What this task involves
Give a verbatim copy of the lines below, minus the pictures.

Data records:
Start
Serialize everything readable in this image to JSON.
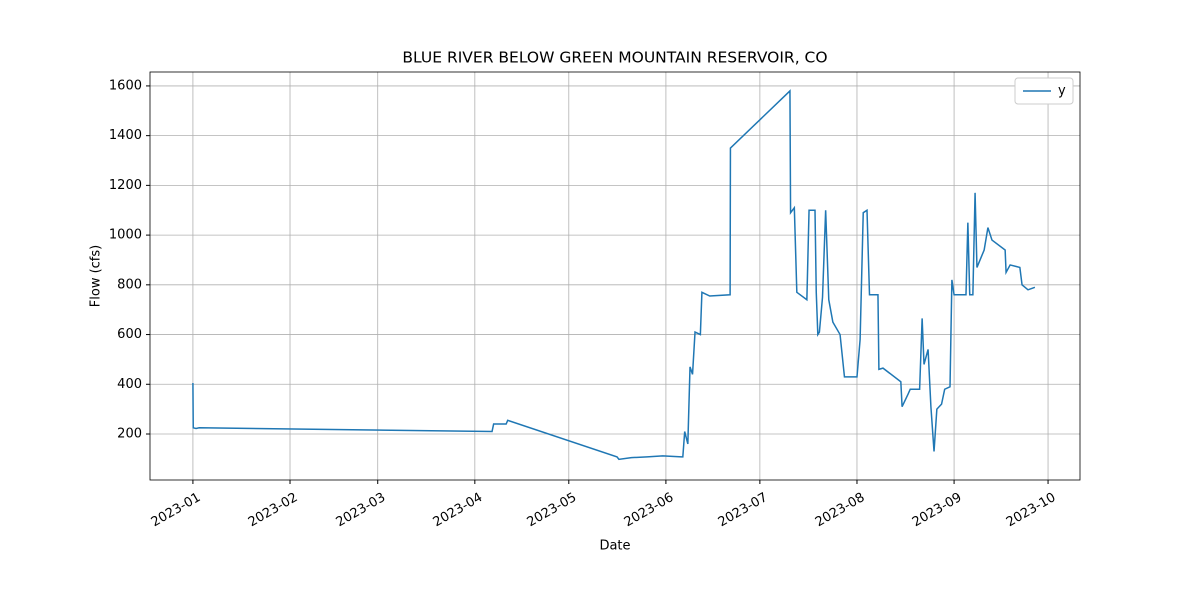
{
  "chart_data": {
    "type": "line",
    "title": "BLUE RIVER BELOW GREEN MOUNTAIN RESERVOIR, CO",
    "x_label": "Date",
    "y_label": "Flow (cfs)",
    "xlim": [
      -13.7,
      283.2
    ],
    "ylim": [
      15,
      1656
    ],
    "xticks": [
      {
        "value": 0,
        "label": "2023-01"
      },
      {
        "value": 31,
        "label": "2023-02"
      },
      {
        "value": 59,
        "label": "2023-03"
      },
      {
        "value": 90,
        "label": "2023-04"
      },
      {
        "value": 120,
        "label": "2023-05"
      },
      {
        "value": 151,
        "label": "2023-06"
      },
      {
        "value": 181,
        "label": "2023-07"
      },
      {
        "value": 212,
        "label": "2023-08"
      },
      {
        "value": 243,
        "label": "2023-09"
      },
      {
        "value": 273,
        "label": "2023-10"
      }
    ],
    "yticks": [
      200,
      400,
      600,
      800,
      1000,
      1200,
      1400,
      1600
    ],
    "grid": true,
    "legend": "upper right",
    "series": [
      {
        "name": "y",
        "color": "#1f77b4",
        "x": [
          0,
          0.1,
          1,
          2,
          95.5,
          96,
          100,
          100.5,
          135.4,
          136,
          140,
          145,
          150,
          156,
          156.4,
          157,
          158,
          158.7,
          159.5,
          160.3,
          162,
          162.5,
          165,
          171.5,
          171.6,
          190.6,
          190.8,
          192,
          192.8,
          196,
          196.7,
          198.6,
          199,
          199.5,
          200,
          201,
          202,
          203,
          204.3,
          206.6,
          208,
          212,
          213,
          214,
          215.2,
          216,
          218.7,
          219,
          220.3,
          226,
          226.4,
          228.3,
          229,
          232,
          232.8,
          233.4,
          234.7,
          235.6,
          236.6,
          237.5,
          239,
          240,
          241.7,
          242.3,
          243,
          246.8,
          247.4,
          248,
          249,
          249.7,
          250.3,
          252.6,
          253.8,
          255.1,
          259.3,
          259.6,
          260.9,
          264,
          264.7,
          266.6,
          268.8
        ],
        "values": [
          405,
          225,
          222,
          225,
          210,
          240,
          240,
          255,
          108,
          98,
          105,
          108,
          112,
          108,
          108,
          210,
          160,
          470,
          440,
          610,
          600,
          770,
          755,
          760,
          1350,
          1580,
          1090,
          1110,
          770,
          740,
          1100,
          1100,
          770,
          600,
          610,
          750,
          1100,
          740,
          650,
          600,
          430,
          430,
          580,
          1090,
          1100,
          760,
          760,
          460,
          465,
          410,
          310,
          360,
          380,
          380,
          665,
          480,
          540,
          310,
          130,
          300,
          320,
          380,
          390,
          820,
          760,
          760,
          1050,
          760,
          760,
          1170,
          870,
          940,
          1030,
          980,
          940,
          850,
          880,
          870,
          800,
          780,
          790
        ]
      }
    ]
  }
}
End
Solution
Serialize everything readable in this image to JSON.
{
  "chart_data": {
    "type": "line",
    "title": "BLUE RIVER BELOW GREEN MOUNTAIN RESERVOIR, CO",
    "x_label": "Date",
    "y_label": "Flow (cfs)",
    "xlim": [
      -13.7,
      283.2
    ],
    "ylim": [
      15,
      1656
    ],
    "xticks": [
      {
        "value": 0,
        "label": "2023-01"
      },
      {
        "value": 31,
        "label": "2023-02"
      },
      {
        "value": 59,
        "label": "2023-03"
      },
      {
        "value": 90,
        "label": "2023-04"
      },
      {
        "value": 120,
        "label": "2023-05"
      },
      {
        "value": 151,
        "label": "2023-06"
      },
      {
        "value": 181,
        "label": "2023-07"
      },
      {
        "value": 212,
        "label": "2023-08"
      },
      {
        "value": 243,
        "label": "2023-09"
      },
      {
        "value": 273,
        "label": "2023-10"
      }
    ],
    "yticks": [
      200,
      400,
      600,
      800,
      1000,
      1200,
      1400,
      1600
    ],
    "grid": true,
    "legend": "upper right",
    "series": [
      {
        "name": "y",
        "color": "#1f77b4",
        "x": [
          0,
          0.1,
          1,
          2,
          95.5,
          96,
          100,
          100.5,
          135.4,
          136,
          140,
          145,
          150,
          156,
          156.4,
          157,
          158,
          158.7,
          159.5,
          160.3,
          162,
          162.5,
          165,
          171.5,
          171.6,
          190.6,
          190.8,
          192,
          192.8,
          196,
          196.7,
          198.6,
          199,
          199.5,
          200,
          201,
          202,
          203,
          204.3,
          206.6,
          208,
          212,
          213,
          214,
          215.2,
          216,
          218.7,
          219,
          220.3,
          226,
          226.4,
          228.3,
          229,
          232,
          232.8,
          233.4,
          234.7,
          235.6,
          236.6,
          237.5,
          239,
          240,
          241.7,
          242.3,
          243,
          246.8,
          247.4,
          248,
          249,
          249.7,
          250.3,
          252.6,
          253.8,
          255.1,
          259.3,
          259.6,
          260.9,
          264,
          264.7,
          266.6,
          268.8
        ],
        "values": [
          405,
          225,
          222,
          225,
          210,
          240,
          240,
          255,
          108,
          98,
          105,
          108,
          112,
          108,
          108,
          210,
          160,
          470,
          440,
          610,
          600,
          770,
          755,
          760,
          1350,
          1580,
          1090,
          1110,
          770,
          740,
          1100,
          1100,
          770,
          600,
          610,
          750,
          1100,
          740,
          650,
          600,
          430,
          430,
          580,
          1090,
          1100,
          760,
          760,
          460,
          465,
          410,
          310,
          360,
          380,
          380,
          665,
          480,
          540,
          310,
          130,
          300,
          320,
          380,
          390,
          820,
          760,
          760,
          1050,
          760,
          760,
          1170,
          870,
          940,
          1030,
          980,
          940,
          850,
          880,
          870,
          800,
          780,
          790
        ]
      }
    ]
  }
}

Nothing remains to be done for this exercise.